# What you will do
Output the material below in its entirety, exactly as given.

# Source material
───
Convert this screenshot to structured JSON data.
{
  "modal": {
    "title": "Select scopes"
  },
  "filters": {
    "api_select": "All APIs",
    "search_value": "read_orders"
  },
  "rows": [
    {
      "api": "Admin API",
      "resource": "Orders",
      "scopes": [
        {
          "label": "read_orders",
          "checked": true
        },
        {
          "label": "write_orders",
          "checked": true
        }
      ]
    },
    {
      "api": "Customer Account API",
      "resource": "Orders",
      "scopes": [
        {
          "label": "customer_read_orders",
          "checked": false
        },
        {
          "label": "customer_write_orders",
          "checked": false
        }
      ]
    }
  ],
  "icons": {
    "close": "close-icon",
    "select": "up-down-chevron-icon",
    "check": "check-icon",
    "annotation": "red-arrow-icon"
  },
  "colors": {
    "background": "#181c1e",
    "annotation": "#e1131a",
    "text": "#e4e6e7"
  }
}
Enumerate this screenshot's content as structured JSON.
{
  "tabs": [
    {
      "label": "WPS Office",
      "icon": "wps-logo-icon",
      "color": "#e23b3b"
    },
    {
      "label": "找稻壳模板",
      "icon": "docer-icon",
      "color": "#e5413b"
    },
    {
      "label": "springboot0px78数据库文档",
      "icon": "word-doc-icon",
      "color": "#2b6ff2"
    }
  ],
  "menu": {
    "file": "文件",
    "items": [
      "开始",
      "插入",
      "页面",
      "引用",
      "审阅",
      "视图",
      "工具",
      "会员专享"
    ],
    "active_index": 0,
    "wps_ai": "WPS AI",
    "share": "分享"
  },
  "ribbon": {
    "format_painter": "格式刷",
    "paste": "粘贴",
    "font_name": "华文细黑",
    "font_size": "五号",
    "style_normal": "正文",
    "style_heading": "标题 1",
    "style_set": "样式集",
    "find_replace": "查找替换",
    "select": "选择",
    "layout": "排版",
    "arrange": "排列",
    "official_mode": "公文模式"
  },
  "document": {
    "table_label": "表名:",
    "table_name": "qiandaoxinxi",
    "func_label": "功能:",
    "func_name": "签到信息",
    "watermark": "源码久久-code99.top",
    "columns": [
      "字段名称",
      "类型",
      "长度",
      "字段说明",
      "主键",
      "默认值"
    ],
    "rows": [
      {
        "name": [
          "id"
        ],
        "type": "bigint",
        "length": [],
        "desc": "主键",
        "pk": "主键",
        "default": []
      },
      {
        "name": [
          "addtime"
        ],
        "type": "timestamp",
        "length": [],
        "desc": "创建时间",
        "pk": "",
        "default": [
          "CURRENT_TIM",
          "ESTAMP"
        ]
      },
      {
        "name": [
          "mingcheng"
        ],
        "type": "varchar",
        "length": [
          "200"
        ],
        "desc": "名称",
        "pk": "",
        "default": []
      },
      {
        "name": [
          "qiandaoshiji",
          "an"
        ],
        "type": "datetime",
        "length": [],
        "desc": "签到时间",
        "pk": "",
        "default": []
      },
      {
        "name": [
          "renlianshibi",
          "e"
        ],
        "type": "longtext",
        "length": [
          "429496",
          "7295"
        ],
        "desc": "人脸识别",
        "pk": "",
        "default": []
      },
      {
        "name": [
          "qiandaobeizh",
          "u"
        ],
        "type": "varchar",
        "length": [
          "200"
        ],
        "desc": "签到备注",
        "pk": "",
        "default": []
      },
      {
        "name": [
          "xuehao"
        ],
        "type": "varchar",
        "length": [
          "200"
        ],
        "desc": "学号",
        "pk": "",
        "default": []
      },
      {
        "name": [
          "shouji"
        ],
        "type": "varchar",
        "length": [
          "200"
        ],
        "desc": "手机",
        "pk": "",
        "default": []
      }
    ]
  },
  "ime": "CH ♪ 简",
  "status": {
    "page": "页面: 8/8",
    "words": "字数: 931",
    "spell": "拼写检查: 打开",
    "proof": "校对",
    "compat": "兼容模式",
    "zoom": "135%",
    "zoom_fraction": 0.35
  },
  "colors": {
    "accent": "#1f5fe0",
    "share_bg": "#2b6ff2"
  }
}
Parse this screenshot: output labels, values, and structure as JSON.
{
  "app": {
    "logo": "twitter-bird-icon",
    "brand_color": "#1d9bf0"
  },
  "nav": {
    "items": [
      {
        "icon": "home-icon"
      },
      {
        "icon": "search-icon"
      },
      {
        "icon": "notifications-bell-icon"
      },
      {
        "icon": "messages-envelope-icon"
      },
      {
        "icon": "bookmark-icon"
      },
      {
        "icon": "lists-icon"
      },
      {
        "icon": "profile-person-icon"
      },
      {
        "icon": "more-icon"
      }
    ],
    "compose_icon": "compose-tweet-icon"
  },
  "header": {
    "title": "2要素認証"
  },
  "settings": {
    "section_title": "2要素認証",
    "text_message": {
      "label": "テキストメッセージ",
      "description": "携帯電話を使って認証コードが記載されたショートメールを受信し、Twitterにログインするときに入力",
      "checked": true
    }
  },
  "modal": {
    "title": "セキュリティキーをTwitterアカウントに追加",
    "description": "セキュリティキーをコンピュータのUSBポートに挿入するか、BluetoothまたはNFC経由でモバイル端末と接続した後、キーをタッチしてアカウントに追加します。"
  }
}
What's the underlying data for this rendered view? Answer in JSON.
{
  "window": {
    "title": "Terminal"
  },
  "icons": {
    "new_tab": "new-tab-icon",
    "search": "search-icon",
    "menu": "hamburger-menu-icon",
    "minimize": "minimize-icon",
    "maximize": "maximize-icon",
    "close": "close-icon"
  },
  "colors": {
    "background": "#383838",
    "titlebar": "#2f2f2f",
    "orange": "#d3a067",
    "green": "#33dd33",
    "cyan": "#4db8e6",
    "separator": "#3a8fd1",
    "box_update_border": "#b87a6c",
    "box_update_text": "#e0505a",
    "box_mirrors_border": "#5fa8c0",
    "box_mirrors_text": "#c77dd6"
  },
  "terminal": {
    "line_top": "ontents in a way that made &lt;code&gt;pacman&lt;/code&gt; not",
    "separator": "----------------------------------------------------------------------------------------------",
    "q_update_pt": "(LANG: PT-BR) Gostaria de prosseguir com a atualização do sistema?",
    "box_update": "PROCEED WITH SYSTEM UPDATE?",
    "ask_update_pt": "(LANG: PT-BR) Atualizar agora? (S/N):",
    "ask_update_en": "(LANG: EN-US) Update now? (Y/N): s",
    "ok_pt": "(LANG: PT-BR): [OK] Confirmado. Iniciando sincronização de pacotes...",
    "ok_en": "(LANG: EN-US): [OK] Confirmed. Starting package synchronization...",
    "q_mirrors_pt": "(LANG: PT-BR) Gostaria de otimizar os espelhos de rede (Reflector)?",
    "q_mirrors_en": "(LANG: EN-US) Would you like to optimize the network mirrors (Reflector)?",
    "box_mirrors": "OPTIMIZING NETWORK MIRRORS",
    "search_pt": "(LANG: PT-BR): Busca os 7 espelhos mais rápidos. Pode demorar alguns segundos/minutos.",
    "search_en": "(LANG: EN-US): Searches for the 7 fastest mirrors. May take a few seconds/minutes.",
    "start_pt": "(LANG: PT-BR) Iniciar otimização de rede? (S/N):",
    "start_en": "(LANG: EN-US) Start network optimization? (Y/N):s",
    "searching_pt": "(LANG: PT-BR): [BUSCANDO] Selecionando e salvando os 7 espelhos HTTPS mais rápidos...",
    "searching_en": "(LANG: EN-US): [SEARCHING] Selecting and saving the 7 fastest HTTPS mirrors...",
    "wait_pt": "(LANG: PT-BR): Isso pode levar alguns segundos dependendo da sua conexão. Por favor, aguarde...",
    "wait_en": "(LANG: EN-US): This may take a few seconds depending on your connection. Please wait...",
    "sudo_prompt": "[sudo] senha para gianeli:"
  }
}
───
# Full solution
Convert this screenshot to structured JSON data.
{
  "modal": {
    "title": "Select scopes"
  },
  "filters": {
    "api_select": "All APIs",
    "search_value": "read_orders"
  },
  "rows": [
    {
      "api": "Admin API",
      "resource": "Orders",
      "scopes": [
        {
          "label": "read_orders",
          "checked": true
        },
        {
          "label": "write_orders",
          "checked": true
        }
      ]
    },
    {
      "api": "Customer Account API",
      "resource": "Orders",
      "scopes": [
        {
          "label": "customer_read_orders",
          "checked": false
        },
        {
          "label": "customer_write_orders",
          "checked": false
        }
      ]
    }
  ],
  "icons": {
    "close": "close-icon",
    "select": "up-down-chevron-icon",
    "check": "check-icon",
    "annotation": "red-arrow-icon"
  },
  "colors": {
    "background": "#181c1e",
    "annotation": "#e1131a",
    "text": "#e4e6e7"
  }
}
Enumerate this screenshot's content as structured JSON.
{
  "tabs": [
    {
      "label": "WPS Office",
      "icon": "wps-logo-icon",
      "color": "#e23b3b"
    },
    {
      "label": "找稻壳模板",
      "icon": "docer-icon",
      "color": "#e5413b"
    },
    {
      "label": "springboot0px78数据库文档",
      "icon": "word-doc-icon",
      "color": "#2b6ff2"
    }
  ],
  "menu": {
    "file": "文件",
    "items": [
      "开始",
      "插入",
      "页面",
      "引用",
      "审阅",
      "视图",
      "工具",
      "会员专享"
    ],
    "active_index": 0,
    "wps_ai": "WPS AI",
    "share": "分享"
  },
  "ribbon": {
    "format_painter": "格式刷",
    "paste": "粘贴",
    "font_name": "华文细黑",
    "font_size": "五号",
    "style_normal": "正文",
    "style_heading": "标题 1",
    "style_set": "样式集",
    "find_replace": "查找替换",
    "select": "选择",
    "layout": "排版",
    "arrange": "排列",
    "official_mode": "公文模式"
  },
  "document": {
    "table_label": "表名:",
    "table_name": "qiandaoxinxi",
    "func_label": "功能:",
    "func_name": "签到信息",
    "watermark": "源码久久-code99.top",
    "columns": [
      "字段名称",
      "类型",
      "长度",
      "字段说明",
      "主键",
      "默认值"
    ],
    "rows": [
      {
        "name": [
          "id"
        ],
        "type": "bigint",
        "length": [],
        "desc": "主键",
        "pk": "主键",
        "default": []
      },
      {
        "name": [
          "addtime"
        ],
        "type": "timestamp",
        "length": [],
        "desc": "创建时间",
        "pk": "",
        "default": [
          "CURRENT_TIM",
          "ESTAMP"
        ]
      },
      {
        "name": [
          "mingcheng"
        ],
        "type": "varchar",
        "length": [
          "200"
        ],
        "desc": "名称",
        "pk": "",
        "default": []
      },
      {
        "name": [
          "qiandaoshiji",
          "an"
        ],
        "type": "datetime",
        "length": [],
        "desc": "签到时间",
        "pk": "",
        "default": []
      },
      {
        "name": [
          "renlianshibi",
          "e"
        ],
        "type": "longtext",
        "length": [
          "429496",
          "7295"
        ],
        "desc": "人脸识别",
        "pk": "",
        "default": []
      },
      {
        "name": [
          "qiandaobeizh",
          "u"
        ],
        "type": "varchar",
        "length": [
          "200"
        ],
        "desc": "签到备注",
        "pk": "",
        "default": []
      },
      {
        "name": [
          "xuehao"
        ],
        "type": "varchar",
        "length": [
          "200"
        ],
        "desc": "学号",
        "pk": "",
        "default": []
      },
      {
        "name": [
          "shouji"
        ],
        "type": "varchar",
        "length": [
          "200"
        ],
        "desc": "手机",
        "pk": "",
        "default": []
      }
    ]
  },
  "ime": "CH ♪ 简",
  "status": {
    "page": "页面: 8/8",
    "words": "字数: 931",
    "spell": "拼写检查: 打开",
    "proof": "校对",
    "compat": "兼容模式",
    "zoom": "135%",
    "zoom_fraction": 0.35
  },
  "colors": {
    "accent": "#1f5fe0",
    "share_bg": "#2b6ff2"
  }
}
Parse this screenshot: output labels, values, and structure as JSON.
{
  "app": {
    "logo": "twitter-bird-icon",
    "brand_color": "#1d9bf0"
  },
  "nav": {
    "items": [
      {
        "icon": "home-icon"
      },
      {
        "icon": "search-icon"
      },
      {
        "icon": "notifications-bell-icon"
      },
      {
        "icon": "messages-envelope-icon"
      },
      {
        "icon": "bookmark-icon"
      },
      {
        "icon": "lists-icon"
      },
      {
        "icon": "profile-person-icon"
      },
      {
        "icon": "more-icon"
      }
    ],
    "compose_icon": "compose-tweet-icon"
  },
  "header": {
    "title": "2要素認証"
  },
  "settings": {
    "section_title": "2要素認証",
    "text_message": {
      "label": "テキストメッセージ",
      "description": "携帯電話を使って認証コードが記載されたショートメールを受信し、Twitterにログインするときに入力",
      "checked": true
    }
  },
  "modal": {
    "title": "セキュリティキーをTwitterアカウントに追加",
    "description": "セキュリティキーをコンピュータのUSBポートに挿入するか、BluetoothまたはNFC経由でモバイル端末と接続した後、キーをタッチしてアカウントに追加します。"
  }
}
What's the underlying data for this rendered view? Answer in JSON.
{
  "window": {
    "title": "Terminal"
  },
  "icons": {
    "new_tab": "new-tab-icon",
    "search": "search-icon",
    "menu": "hamburger-menu-icon",
    "minimize": "minimize-icon",
    "maximize": "maximize-icon",
    "close": "close-icon"
  },
  "colors": {
    "background": "#383838",
    "titlebar": "#2f2f2f",
    "orange": "#d3a067",
    "green": "#33dd33",
    "cyan": "#4db8e6",
    "separator": "#3a8fd1",
    "box_update_border": "#b87a6c",
    "box_update_text": "#e0505a",
    "box_mirrors_border": "#5fa8c0",
    "box_mirrors_text": "#c77dd6"
  },
  "terminal": {
    "line_top": "ontents in a way that made &lt;code&gt;pacman&lt;/code&gt; not",
    "separator": "----------------------------------------------------------------------------------------------",
    "q_update_pt": "(LANG: PT-BR) Gostaria de prosseguir com a atualização do sistema?",
    "box_update": "PROCEED WITH SYSTEM UPDATE?",
    "ask_update_pt": "(LANG: PT-BR) Atualizar agora? (S/N):",
    "ask_update_en": "(LANG: EN-US) Update now? (Y/N): s",
    "ok_pt": "(LANG: PT-BR): [OK] Confirmado. Iniciando sincronização de pacotes...",
    "ok_en": "(LANG: EN-US): [OK] Confirmed. Starting package synchronization...",
    "q_mirrors_pt": "(LANG: PT-BR) Gostaria de otimizar os espelhos de rede (Reflector)?",
    "q_mirrors_en": "(LANG: EN-US) Would you like to optimize the network mirrors (Reflector)?",
    "box_mirrors": "OPTIMIZING NETWORK MIRRORS",
    "search_pt": "(LANG: PT-BR): Busca os 7 espelhos mais rápidos. Pode demorar alguns segundos/minutos.",
    "search_en": "(LANG: EN-US): Searches for the 7 fastest mirrors. May take a few seconds/minutes.",
    "start_pt": "(LANG: PT-BR) Iniciar otimização de rede? (S/N):",
    "start_en": "(LANG: EN-US) Start network optimization? (Y/N):s",
    "searching_pt": "(LANG: PT-BR): [BUSCANDO] Selecionando e salvando os 7 espelhos HTTPS mais rápidos...",
    "searching_en": "(LANG: EN-US): [SEARCHING] Selecting and saving the 7 fastest HTTPS mirrors...",
    "wait_pt": "(LANG: PT-BR): Isso pode levar alguns segundos dependendo da sua conexão. Por favor, aguarde...",
    "wait_en": "(LANG: EN-US): This may take a few seconds depending on your connection. Please wait...",
    "sudo_prompt": "[sudo] senha para gianeli:"
  }
}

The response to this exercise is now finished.